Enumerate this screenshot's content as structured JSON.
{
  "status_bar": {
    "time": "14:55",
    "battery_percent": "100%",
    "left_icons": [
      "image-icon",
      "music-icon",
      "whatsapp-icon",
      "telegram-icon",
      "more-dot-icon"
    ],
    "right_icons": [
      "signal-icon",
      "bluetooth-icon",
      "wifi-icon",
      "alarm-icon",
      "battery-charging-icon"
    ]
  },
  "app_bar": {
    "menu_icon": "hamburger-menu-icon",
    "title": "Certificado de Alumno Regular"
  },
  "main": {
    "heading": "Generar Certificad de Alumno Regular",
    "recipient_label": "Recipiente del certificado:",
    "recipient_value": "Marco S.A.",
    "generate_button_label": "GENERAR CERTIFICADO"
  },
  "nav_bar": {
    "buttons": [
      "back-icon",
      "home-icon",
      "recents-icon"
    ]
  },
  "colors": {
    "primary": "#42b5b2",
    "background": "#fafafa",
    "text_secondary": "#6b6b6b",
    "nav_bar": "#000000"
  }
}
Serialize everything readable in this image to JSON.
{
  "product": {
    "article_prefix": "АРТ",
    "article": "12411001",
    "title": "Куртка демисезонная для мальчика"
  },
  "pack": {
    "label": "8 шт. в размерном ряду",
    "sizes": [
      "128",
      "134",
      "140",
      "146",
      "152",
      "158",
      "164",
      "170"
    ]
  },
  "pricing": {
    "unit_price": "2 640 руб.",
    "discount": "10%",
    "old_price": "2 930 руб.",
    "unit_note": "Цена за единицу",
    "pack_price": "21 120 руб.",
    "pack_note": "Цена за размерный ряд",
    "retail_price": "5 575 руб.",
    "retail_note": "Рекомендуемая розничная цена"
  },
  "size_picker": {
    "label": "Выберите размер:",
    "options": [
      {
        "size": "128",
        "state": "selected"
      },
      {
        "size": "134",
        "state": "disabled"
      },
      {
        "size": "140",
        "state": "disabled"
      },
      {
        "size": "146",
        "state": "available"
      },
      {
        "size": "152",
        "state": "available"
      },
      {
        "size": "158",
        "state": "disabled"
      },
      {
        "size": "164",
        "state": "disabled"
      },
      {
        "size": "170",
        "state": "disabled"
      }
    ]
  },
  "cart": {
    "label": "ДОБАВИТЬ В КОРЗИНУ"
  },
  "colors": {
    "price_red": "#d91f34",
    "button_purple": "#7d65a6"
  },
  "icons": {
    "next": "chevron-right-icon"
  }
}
◇ ◇ ◇ ◇ ◇
THE EXERCISE: Every entry must be output again, exactly as written above.

RESPONSE TO THE EXERCISE:
Enumerate this screenshot's content as structured JSON.
{
  "status_bar": {
    "time": "14:55",
    "battery_percent": "100%",
    "left_icons": [
      "image-icon",
      "music-icon",
      "whatsapp-icon",
      "telegram-icon",
      "more-dot-icon"
    ],
    "right_icons": [
      "signal-icon",
      "bluetooth-icon",
      "wifi-icon",
      "alarm-icon",
      "battery-charging-icon"
    ]
  },
  "app_bar": {
    "menu_icon": "hamburger-menu-icon",
    "title": "Certificado de Alumno Regular"
  },
  "main": {
    "heading": "Generar Certificad de Alumno Regular",
    "recipient_label": "Recipiente del certificado:",
    "recipient_value": "Marco S.A.",
    "generate_button_label": "GENERAR CERTIFICADO"
  },
  "nav_bar": {
    "buttons": [
      "back-icon",
      "home-icon",
      "recents-icon"
    ]
  },
  "colors": {
    "primary": "#42b5b2",
    "background": "#fafafa",
    "text_secondary": "#6b6b6b",
    "nav_bar": "#000000"
  }
}
Serialize everything readable in this image to JSON.
{
  "product": {
    "article_prefix": "АРТ",
    "article": "12411001",
    "title": "Куртка демисезонная для мальчика"
  },
  "pack": {
    "label": "8 шт. в размерном ряду",
    "sizes": [
      "128",
      "134",
      "140",
      "146",
      "152",
      "158",
      "164",
      "170"
    ]
  },
  "pricing": {
    "unit_price": "2 640 руб.",
    "discount": "10%",
    "old_price": "2 930 руб.",
    "unit_note": "Цена за единицу",
    "pack_price": "21 120 руб.",
    "pack_note": "Цена за размерный ряд",
    "retail_price": "5 575 руб.",
    "retail_note": "Рекомендуемая розничная цена"
  },
  "size_picker": {
    "label": "Выберите размер:",
    "options": [
      {
        "size": "128",
        "state": "selected"
      },
      {
        "size": "134",
        "state": "disabled"
      },
      {
        "size": "140",
        "state": "disabled"
      },
      {
        "size": "146",
        "state": "available"
      },
      {
        "size": "152",
        "state": "available"
      },
      {
        "size": "158",
        "state": "disabled"
      },
      {
        "size": "164",
        "state": "disabled"
      },
      {
        "size": "170",
        "state": "disabled"
      }
    ]
  },
  "cart": {
    "label": "ДОБАВИТЬ В КОРЗИНУ"
  },
  "colors": {
    "price_red": "#d91f34",
    "button_purple": "#7d65a6"
  },
  "icons": {
    "next": "chevron-right-icon"
  }
}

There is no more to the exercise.